» What is expected
Return every record exactly as written.

» Data provided
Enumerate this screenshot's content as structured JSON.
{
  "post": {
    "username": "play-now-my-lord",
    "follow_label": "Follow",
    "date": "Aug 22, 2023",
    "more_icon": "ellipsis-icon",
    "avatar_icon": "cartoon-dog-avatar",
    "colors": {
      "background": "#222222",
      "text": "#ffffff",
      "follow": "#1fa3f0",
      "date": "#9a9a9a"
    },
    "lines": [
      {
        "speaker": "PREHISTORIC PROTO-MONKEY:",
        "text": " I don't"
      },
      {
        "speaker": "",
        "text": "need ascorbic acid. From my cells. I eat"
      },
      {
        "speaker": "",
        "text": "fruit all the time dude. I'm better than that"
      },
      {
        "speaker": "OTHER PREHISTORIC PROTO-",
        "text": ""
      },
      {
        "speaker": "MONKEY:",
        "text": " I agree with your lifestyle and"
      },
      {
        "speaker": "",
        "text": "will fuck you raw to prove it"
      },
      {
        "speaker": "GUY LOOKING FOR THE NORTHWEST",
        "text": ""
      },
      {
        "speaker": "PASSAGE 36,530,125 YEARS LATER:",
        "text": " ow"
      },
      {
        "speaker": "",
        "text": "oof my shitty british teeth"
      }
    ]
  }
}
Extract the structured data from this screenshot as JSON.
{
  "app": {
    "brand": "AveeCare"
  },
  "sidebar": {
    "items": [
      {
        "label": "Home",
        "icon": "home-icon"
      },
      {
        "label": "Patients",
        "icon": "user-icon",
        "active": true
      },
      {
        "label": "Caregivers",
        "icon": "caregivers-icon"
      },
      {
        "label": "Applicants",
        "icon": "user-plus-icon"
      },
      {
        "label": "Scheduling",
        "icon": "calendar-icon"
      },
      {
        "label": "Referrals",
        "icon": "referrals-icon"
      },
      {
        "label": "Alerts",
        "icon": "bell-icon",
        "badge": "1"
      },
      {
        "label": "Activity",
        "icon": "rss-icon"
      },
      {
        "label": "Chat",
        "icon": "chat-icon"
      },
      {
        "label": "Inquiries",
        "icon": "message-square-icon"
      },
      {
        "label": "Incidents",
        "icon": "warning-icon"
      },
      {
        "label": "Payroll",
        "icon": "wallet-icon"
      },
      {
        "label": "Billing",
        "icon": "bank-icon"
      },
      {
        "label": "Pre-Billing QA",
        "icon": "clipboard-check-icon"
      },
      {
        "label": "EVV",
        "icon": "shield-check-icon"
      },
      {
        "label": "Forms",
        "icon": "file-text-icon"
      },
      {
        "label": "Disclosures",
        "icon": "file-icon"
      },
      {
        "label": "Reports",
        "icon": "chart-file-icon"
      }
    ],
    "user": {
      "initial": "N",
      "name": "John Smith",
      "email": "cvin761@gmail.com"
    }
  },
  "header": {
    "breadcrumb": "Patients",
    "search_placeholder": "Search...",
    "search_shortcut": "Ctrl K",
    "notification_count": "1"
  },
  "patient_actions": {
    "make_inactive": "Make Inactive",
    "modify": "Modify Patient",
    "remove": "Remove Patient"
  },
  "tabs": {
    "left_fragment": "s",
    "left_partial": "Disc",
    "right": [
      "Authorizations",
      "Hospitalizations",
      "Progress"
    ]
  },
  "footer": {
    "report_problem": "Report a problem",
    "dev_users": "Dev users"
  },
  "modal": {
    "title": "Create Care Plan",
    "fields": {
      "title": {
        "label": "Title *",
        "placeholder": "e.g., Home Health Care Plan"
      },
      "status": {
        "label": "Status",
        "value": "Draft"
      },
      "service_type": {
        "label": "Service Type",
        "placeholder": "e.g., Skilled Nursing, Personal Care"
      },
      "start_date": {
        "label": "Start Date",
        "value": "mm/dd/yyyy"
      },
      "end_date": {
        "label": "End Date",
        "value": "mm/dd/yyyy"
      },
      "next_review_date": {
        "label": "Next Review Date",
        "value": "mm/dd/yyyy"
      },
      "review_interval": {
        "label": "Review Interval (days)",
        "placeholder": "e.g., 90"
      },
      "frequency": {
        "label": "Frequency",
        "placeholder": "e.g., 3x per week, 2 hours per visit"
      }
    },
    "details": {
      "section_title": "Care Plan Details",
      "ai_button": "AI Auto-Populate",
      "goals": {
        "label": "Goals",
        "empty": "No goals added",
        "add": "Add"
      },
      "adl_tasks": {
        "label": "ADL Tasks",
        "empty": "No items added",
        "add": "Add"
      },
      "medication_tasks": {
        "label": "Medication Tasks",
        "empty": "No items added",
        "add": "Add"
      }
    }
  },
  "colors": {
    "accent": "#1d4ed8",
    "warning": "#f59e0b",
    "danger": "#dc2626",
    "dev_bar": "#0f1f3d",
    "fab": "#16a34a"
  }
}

» Result for this task
Enumerate this screenshot's content as structured JSON.
{
  "post": {
    "username": "play-now-my-lord",
    "follow_label": "Follow",
    "date": "Aug 22, 2023",
    "more_icon": "ellipsis-icon",
    "avatar_icon": "cartoon-dog-avatar",
    "colors": {
      "background": "#222222",
      "text": "#ffffff",
      "follow": "#1fa3f0",
      "date": "#9a9a9a"
    },
    "lines": [
      {
        "speaker": "PREHISTORIC PROTO-MONKEY:",
        "text": " I don't"
      },
      {
        "speaker": "",
        "text": "need ascorbic acid. From my cells. I eat"
      },
      {
        "speaker": "",
        "text": "fruit all the time dude. I'm better than that"
      },
      {
        "speaker": "OTHER PREHISTORIC PROTO-",
        "text": ""
      },
      {
        "speaker": "MONKEY:",
        "text": " I agree with your lifestyle and"
      },
      {
        "speaker": "",
        "text": "will fuck you raw to prove it"
      },
      {
        "speaker": "GUY LOOKING FOR THE NORTHWEST",
        "text": ""
      },
      {
        "speaker": "PASSAGE 36,530,125 YEARS LATER:",
        "text": " ow"
      },
      {
        "speaker": "",
        "text": "oof my shitty british teeth"
      }
    ]
  }
}
Extract the structured data from this screenshot as JSON.
{
  "app": {
    "brand": "AveeCare"
  },
  "sidebar": {
    "items": [
      {
        "label": "Home",
        "icon": "home-icon"
      },
      {
        "label": "Patients",
        "icon": "user-icon",
        "active": true
      },
      {
        "label": "Caregivers",
        "icon": "caregivers-icon"
      },
      {
        "label": "Applicants",
        "icon": "user-plus-icon"
      },
      {
        "label": "Scheduling",
        "icon": "calendar-icon"
      },
      {
        "label": "Referrals",
        "icon": "referrals-icon"
      },
      {
        "label": "Alerts",
        "icon": "bell-icon",
        "badge": "1"
      },
      {
        "label": "Activity",
        "icon": "rss-icon"
      },
      {
        "label": "Chat",
        "icon": "chat-icon"
      },
      {
        "label": "Inquiries",
        "icon": "message-square-icon"
      },
      {
        "label": "Incidents",
        "icon": "warning-icon"
      },
      {
        "label": "Payroll",
        "icon": "wallet-icon"
      },
      {
        "label": "Billing",
        "icon": "bank-icon"
      },
      {
        "label": "Pre-Billing QA",
        "icon": "clipboard-check-icon"
      },
      {
        "label": "EVV",
        "icon": "shield-check-icon"
      },
      {
        "label": "Forms",
        "icon": "file-text-icon"
      },
      {
        "label": "Disclosures",
        "icon": "file-icon"
      },
      {
        "label": "Reports",
        "icon": "chart-file-icon"
      }
    ],
    "user": {
      "initial": "N",
      "name": "John Smith",
      "email": "cvin761@gmail.com"
    }
  },
  "header": {
    "breadcrumb": "Patients",
    "search_placeholder": "Search...",
    "search_shortcut": "Ctrl K",
    "notification_count": "1"
  },
  "patient_actions": {
    "make_inactive": "Make Inactive",
    "modify": "Modify Patient",
    "remove": "Remove Patient"
  },
  "tabs": {
    "left_fragment": "s",
    "left_partial": "Disc",
    "right": [
      "Authorizations",
      "Hospitalizations",
      "Progress"
    ]
  },
  "footer": {
    "report_problem": "Report a problem",
    "dev_users": "Dev users"
  },
  "modal": {
    "title": "Create Care Plan",
    "fields": {
      "title": {
        "label": "Title *",
        "placeholder": "e.g., Home Health Care Plan"
      },
      "status": {
        "label": "Status",
        "value": "Draft"
      },
      "service_type": {
        "label": "Service Type",
        "placeholder": "e.g., Skilled Nursing, Personal Care"
      },
      "start_date": {
        "label": "Start Date",
        "value": "mm/dd/yyyy"
      },
      "end_date": {
        "label": "End Date",
        "value": "mm/dd/yyyy"
      },
      "next_review_date": {
        "label": "Next Review Date",
        "value": "mm/dd/yyyy"
      },
      "review_interval": {
        "label": "Review Interval (days)",
        "placeholder": "e.g., 90"
      },
      "frequency": {
        "label": "Frequency",
        "placeholder": "e.g., 3x per week, 2 hours per visit"
      }
    },
    "details": {
      "section_title": "Care Plan Details",
      "ai_button": "AI Auto-Populate",
      "goals": {
        "label": "Goals",
        "empty": "No goals added",
        "add": "Add"
      },
      "adl_tasks": {
        "label": "ADL Tasks",
        "empty": "No items added",
        "add": "Add"
      },
      "medication_tasks": {
        "label": "Medication Tasks",
        "empty": "No items added",
        "add": "Add"
      }
    }
  },
  "colors": {
    "accent": "#1d4ed8",
    "warning": "#f59e0b",
    "danger": "#dc2626",
    "dev_bar": "#0f1f3d",
    "fab": "#16a34a"
  }
}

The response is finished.